*Problem to solve*:
Write out all the entries word for word and omit any pictures.

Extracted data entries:
** Begin **

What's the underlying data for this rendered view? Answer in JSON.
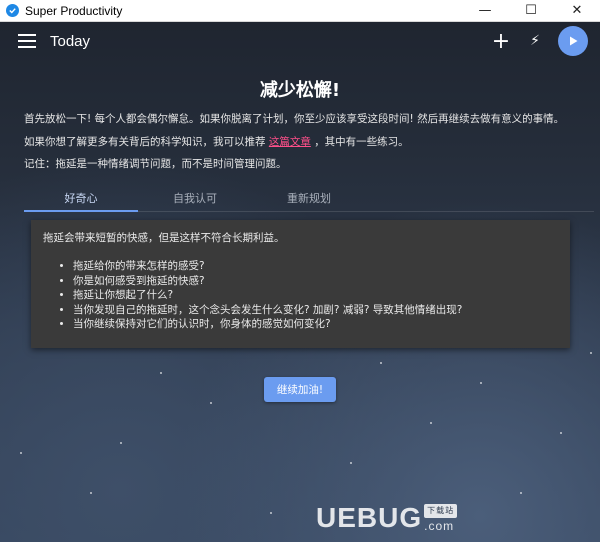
{
  "window": {
    "title": "Super Productivity",
    "minimize_icon": "—",
    "maximize_icon": "☐",
    "close_icon": "✕"
  },
  "toolbar": {
    "page_title": "Today",
    "add_icon": "+",
    "flash_icon": "⚡",
    "play_icon": "▶"
  },
  "content": {
    "heading": "减少松懈!",
    "para1": "首先放松一下! 每个人都会偶尔懈怠。如果你脱离了计划，你至少应该享受这段时间! 然后再继续去做有意义的事情。",
    "para2_before": "如果你想了解更多有关背后的科学知识，我可以推荐",
    "para2_link": "这篇文章",
    "para2_after": "，其中有一些练习。",
    "para3": "记住：拖延是一种情绪调节问题，而不是时间管理问题。"
  },
  "tabs": [
    {
      "label": "好奇心",
      "active": true
    },
    {
      "label": "自我认可",
      "active": false
    },
    {
      "label": "重新规划",
      "active": false
    }
  ],
  "card": {
    "intro": "拖延会带来短暂的快感，但是这样不符合长期利益。",
    "items": [
      "拖延给你的带来怎样的感受?",
      "你是如何感受到拖延的快感?",
      "拖延让你想起了什么?",
      "当你发现自己的拖延时，这个念头会发生什么变化? 加剧? 减弱? 导致其他情绪出现?",
      "当你继续保持对它们的认识时，你身体的感觉如何变化?"
    ]
  },
  "continue_button": "继续加油!",
  "watermark": {
    "brand": "UEBUG",
    "tag": "下载站",
    "domain": ".com"
  },
  "colors": {
    "accent": "#6b9cf0",
    "link": "#ff4f8a",
    "card_bg": "#3a3a3a"
  }
}
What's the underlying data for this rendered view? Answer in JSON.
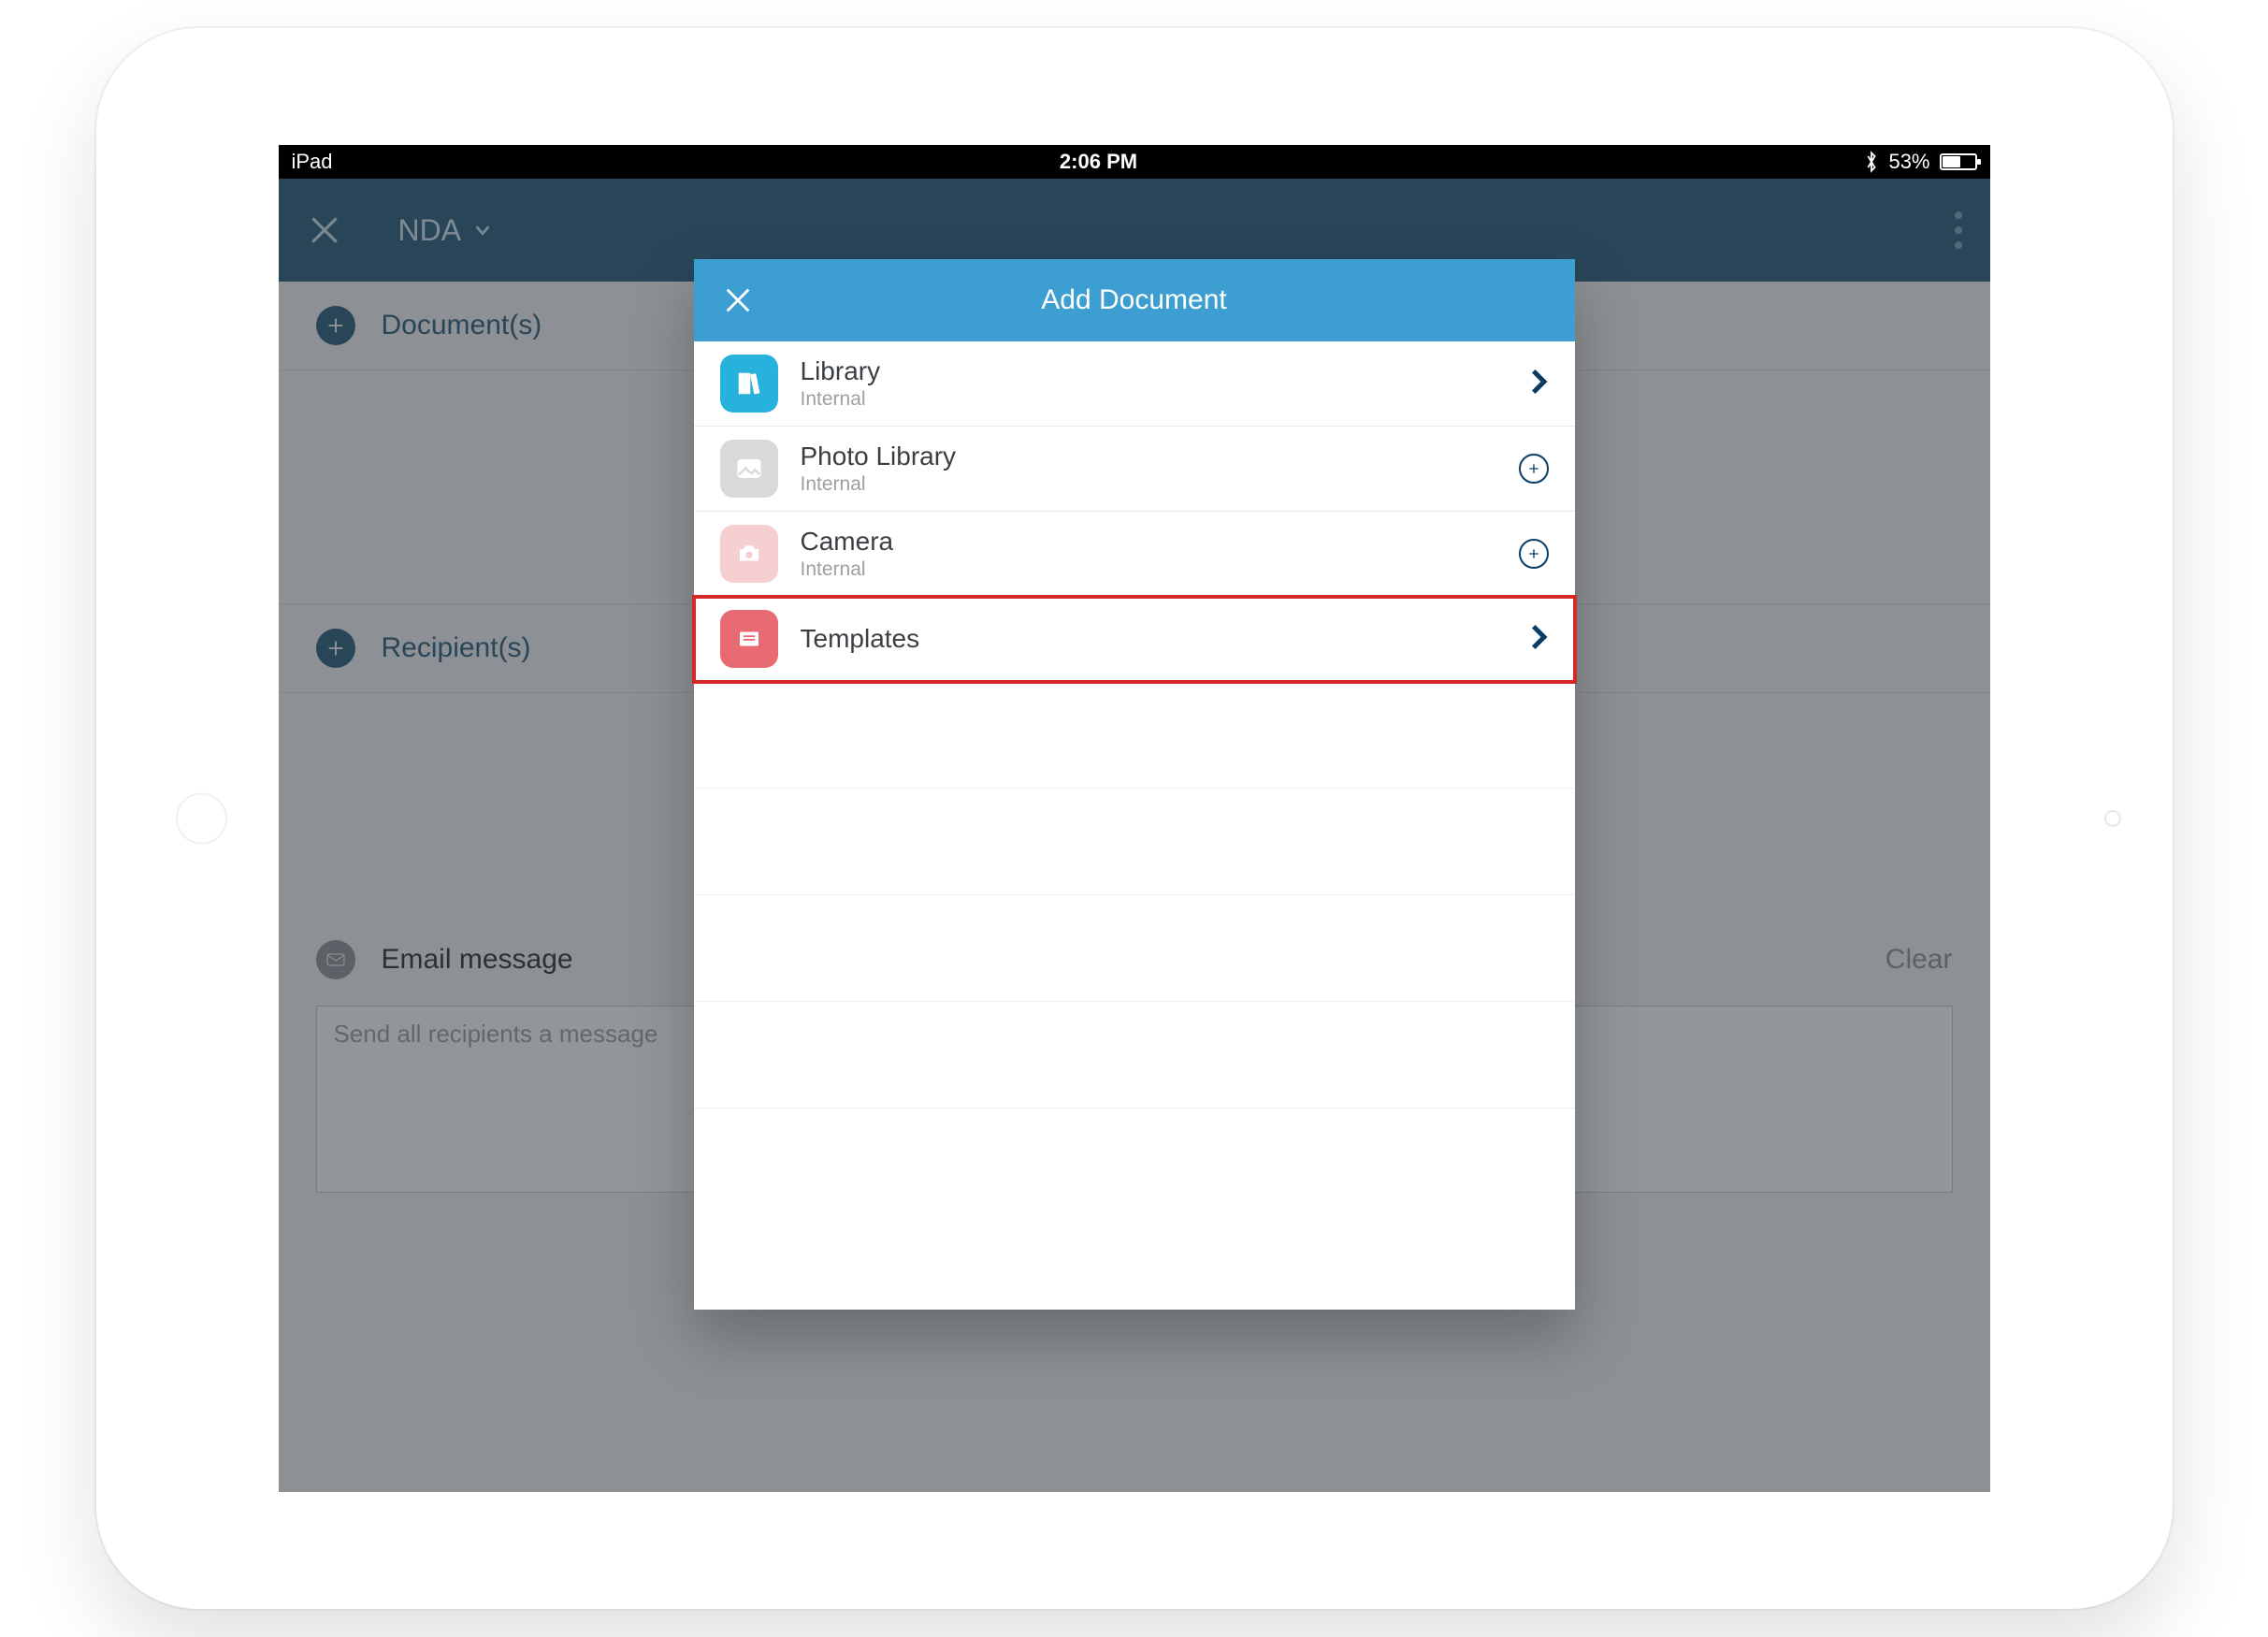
{
  "status": {
    "device": "iPad",
    "time": "2:06 PM",
    "battery_pct": "53%",
    "battery_fill": 53
  },
  "header": {
    "title": "NDA"
  },
  "sections": {
    "documents": "Document(s)",
    "recipients": "Recipient(s)",
    "email_label": "Email message",
    "clear": "Clear",
    "placeholder": "Send all recipients a message"
  },
  "modal": {
    "title": "Add Document",
    "options": [
      {
        "title": "Library",
        "sub": "Internal",
        "icon": "library-icon",
        "color": "blue",
        "action": "chevron"
      },
      {
        "title": "Photo Library",
        "sub": "Internal",
        "icon": "photo-icon",
        "color": "grey",
        "action": "add"
      },
      {
        "title": "Camera",
        "sub": "Internal",
        "icon": "camera-icon",
        "color": "pink",
        "action": "add"
      },
      {
        "title": "Templates",
        "sub": "",
        "icon": "template-icon",
        "color": "red",
        "action": "chevron",
        "highlight": true
      }
    ]
  }
}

** End **

*Finished exercise*:
What's the underlying data for this rendered view? Answer in JSON.
{
  "window": {
    "title": "Super Productivity",
    "minimize_icon": "—",
    "maximize_icon": "☐",
    "close_icon": "✕"
  },
  "toolbar": {
    "page_title": "Today",
    "add_icon": "+",
    "flash_icon": "⚡",
    "play_icon": "▶"
  },
  "content": {
    "heading": "减少松懈!",
    "para1": "首先放松一下! 每个人都会偶尔懈怠。如果你脱离了计划，你至少应该享受这段时间! 然后再继续去做有意义的事情。",
    "para2_before": "如果你想了解更多有关背后的科学知识，我可以推荐",
    "para2_link": "这篇文章",
    "para2_after": "，其中有一些练习。",
    "para3": "记住：拖延是一种情绪调节问题，而不是时间管理问题。"
  },
  "tabs": [
    {
      "label": "好奇心",
      "active": true
    },
    {
      "label": "自我认可",
      "active": false
    },
    {
      "label": "重新规划",
      "active": false
    }
  ],
  "card": {
    "intro": "拖延会带来短暂的快感，但是这样不符合长期利益。",
    "items": [
      "拖延给你的带来怎样的感受?",
      "你是如何感受到拖延的快感?",
      "拖延让你想起了什么?",
      "当你发现自己的拖延时，这个念头会发生什么变化? 加剧? 减弱? 导致其他情绪出现?",
      "当你继续保持对它们的认识时，你身体的感觉如何变化?"
    ]
  },
  "continue_button": "继续加油!",
  "watermark": {
    "brand": "UEBUG",
    "tag": "下载站",
    "domain": ".com"
  },
  "colors": {
    "accent": "#6b9cf0",
    "link": "#ff4f8a",
    "card_bg": "#3a3a3a"
  }
}
What's the underlying data for this rendered view? Answer in JSON.
{
  "status": {
    "device": "iPad",
    "time": "2:06 PM",
    "battery_pct": "53%",
    "battery_fill": 53
  },
  "header": {
    "title": "NDA"
  },
  "sections": {
    "documents": "Document(s)",
    "recipients": "Recipient(s)",
    "email_label": "Email message",
    "clear": "Clear",
    "placeholder": "Send all recipients a message"
  },
  "modal": {
    "title": "Add Document",
    "options": [
      {
        "title": "Library",
        "sub": "Internal",
        "icon": "library-icon",
        "color": "blue",
        "action": "chevron"
      },
      {
        "title": "Photo Library",
        "sub": "Internal",
        "icon": "photo-icon",
        "color": "grey",
        "action": "add"
      },
      {
        "title": "Camera",
        "sub": "Internal",
        "icon": "camera-icon",
        "color": "pink",
        "action": "add"
      },
      {
        "title": "Templates",
        "sub": "",
        "icon": "template-icon",
        "color": "red",
        "action": "chevron",
        "highlight": true
      }
    ]
  }
}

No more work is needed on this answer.